#### EXERCISE:
Copy out all the data, word for word.

[Saved entries]
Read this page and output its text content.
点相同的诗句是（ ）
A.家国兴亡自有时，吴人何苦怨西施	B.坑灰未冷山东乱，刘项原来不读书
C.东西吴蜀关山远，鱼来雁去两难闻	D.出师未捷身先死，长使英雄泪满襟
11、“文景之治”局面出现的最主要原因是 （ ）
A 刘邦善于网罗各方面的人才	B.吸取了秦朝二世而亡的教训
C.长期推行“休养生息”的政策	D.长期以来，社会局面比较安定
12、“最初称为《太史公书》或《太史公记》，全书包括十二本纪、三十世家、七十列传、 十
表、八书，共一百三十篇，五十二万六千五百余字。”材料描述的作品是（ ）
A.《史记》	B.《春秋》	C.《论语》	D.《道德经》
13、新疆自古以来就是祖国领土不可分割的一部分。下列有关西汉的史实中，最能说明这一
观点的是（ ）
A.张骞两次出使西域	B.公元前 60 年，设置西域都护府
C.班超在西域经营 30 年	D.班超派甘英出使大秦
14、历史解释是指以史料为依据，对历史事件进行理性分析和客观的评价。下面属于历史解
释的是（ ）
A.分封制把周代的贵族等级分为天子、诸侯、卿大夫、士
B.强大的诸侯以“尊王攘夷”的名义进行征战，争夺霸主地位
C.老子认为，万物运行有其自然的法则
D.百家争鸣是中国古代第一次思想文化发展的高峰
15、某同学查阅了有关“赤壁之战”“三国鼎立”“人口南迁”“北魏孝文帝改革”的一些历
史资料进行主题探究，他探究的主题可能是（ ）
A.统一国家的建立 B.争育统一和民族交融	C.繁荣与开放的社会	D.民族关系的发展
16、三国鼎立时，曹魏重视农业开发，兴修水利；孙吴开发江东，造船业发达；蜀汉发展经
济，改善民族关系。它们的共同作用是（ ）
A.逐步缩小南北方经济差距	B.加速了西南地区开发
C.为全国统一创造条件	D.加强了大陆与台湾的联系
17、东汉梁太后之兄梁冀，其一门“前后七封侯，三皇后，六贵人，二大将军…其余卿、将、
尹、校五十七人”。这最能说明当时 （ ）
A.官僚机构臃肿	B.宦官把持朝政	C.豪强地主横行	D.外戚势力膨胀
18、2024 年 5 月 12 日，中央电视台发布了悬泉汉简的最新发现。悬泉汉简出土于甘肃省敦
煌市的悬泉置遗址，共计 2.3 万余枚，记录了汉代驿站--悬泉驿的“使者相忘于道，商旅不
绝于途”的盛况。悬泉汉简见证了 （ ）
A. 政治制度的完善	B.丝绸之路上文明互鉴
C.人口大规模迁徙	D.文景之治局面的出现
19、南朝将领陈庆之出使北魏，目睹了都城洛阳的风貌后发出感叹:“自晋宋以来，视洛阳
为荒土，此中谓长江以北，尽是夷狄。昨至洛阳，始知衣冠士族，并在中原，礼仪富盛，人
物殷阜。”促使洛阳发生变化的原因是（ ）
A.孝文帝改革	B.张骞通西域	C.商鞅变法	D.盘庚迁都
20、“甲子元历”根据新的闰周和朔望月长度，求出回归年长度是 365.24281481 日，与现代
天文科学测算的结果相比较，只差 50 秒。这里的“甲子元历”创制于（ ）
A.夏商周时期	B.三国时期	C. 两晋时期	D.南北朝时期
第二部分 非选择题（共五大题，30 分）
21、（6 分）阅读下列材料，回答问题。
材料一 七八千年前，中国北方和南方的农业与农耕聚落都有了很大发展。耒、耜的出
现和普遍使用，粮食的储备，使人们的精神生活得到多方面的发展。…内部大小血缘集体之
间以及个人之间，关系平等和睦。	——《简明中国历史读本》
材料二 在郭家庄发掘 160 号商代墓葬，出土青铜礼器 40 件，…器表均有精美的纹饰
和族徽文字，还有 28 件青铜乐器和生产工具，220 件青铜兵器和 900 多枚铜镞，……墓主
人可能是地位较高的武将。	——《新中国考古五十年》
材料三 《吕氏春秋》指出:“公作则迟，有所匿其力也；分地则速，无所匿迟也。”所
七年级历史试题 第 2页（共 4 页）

#### FINISHED TASK:
Read this page and output its text content.
点相同的诗句是（ ）
A.家国兴亡自有时，吴人何苦怨西施	B.坑灰未冷山东乱，刘项原来不读书
C.东西吴蜀关山远，鱼来雁去两难闻	D.出师未捷身先死，长使英雄泪满襟
11、“文景之治”局面出现的最主要原因是 （ ）
A 刘邦善于网罗各方面的人才	B.吸取了秦朝二世而亡的教训
C.长期推行“休养生息”的政策	D.长期以来，社会局面比较安定
12、“最初称为《太史公书》或《太史公记》，全书包括十二本纪、三十世家、七十列传、 十
表、八书，共一百三十篇，五十二万六千五百余字。”材料描述的作品是（ ）
A.《史记》	B.《春秋》	C.《论语》	D.《道德经》
13、新疆自古以来就是祖国领土不可分割的一部分。下列有关西汉的史实中，最能说明这一
观点的是（ ）
A.张骞两次出使西域	B.公元前 60 年，设置西域都护府
C.班超在西域经营 30 年	D.班超派甘英出使大秦
14、历史解释是指以史料为依据，对历史事件进行理性分析和客观的评价。下面属于历史解
释的是（ ）
A.分封制把周代的贵族等级分为天子、诸侯、卿大夫、士
B.强大的诸侯以“尊王攘夷”的名义进行征战，争夺霸主地位
C.老子认为，万物运行有其自然的法则
D.百家争鸣是中国古代第一次思想文化发展的高峰
15、某同学查阅了有关“赤壁之战”“三国鼎立”“人口南迁”“北魏孝文帝改革”的一些历
史资料进行主题探究，他探究的主题可能是（ ）
A.统一国家的建立 B.争育统一和民族交融	C.繁荣与开放的社会	D.民族关系的发展
16、三国鼎立时，曹魏重视农业开发，兴修水利；孙吴开发江东，造船业发达；蜀汉发展经
济，改善民族关系。它们的共同作用是（ ）
A.逐步缩小南北方经济差距	B.加速了西南地区开发
C.为全国统一创造条件	D.加强了大陆与台湾的联系
17、东汉梁太后之兄梁冀，其一门“前后七封侯，三皇后，六贵人，二大将军…其余卿、将、
尹、校五十七人”。这最能说明当时 （ ）
A.官僚机构臃肿	B.宦官把持朝政	C.豪强地主横行	D.外戚势力膨胀
18、2024 年 5 月 12 日，中央电视台发布了悬泉汉简的最新发现。悬泉汉简出土于甘肃省敦
煌市的悬泉置遗址，共计 2.3 万余枚，记录了汉代驿站--悬泉驿的“使者相忘于道，商旅不
绝于途”的盛况。悬泉汉简见证了 （ ）
A. 政治制度的完善	B.丝绸之路上文明互鉴
C.人口大规模迁徙	D.文景之治局面的出现
19、南朝将领陈庆之出使北魏，目睹了都城洛阳的风貌后发出感叹:“自晋宋以来，视洛阳
为荒土，此中谓长江以北，尽是夷狄。昨至洛阳，始知衣冠士族，并在中原，礼仪富盛，人
物殷阜。”促使洛阳发生变化的原因是（ ）
A.孝文帝改革	B.张骞通西域	C.商鞅变法	D.盘庚迁都
20、“甲子元历”根据新的闰周和朔望月长度，求出回归年长度是 365.24281481 日，与现代
天文科学测算的结果相比较，只差 50 秒。这里的“甲子元历”创制于（ ）
A.夏商周时期	B.三国时期	C. 两晋时期	D.南北朝时期
第二部分 非选择题（共五大题，30 分）
21、（6 分）阅读下列材料，回答问题。
材料一 七八千年前，中国北方和南方的农业与农耕聚落都有了很大发展。耒、耜的出
现和普遍使用，粮食的储备，使人们的精神生活得到多方面的发展。…内部大小血缘集体之
间以及个人之间，关系平等和睦。	——《简明中国历史读本》
材料二 在郭家庄发掘 160 号商代墓葬，出土青铜礼器 40 件，…器表均有精美的纹饰
和族徽文字，还有 28 件青铜乐器和生产工具，220 件青铜兵器和 900 多枚铜镞，……墓主
人可能是地位较高的武将。	——《新中国考古五十年》
材料三 《吕氏春秋》指出:“公作则迟，有所匿其力也；分地则速，无所匿迟也。”所
七年级历史试题 第 2页（共 4 页）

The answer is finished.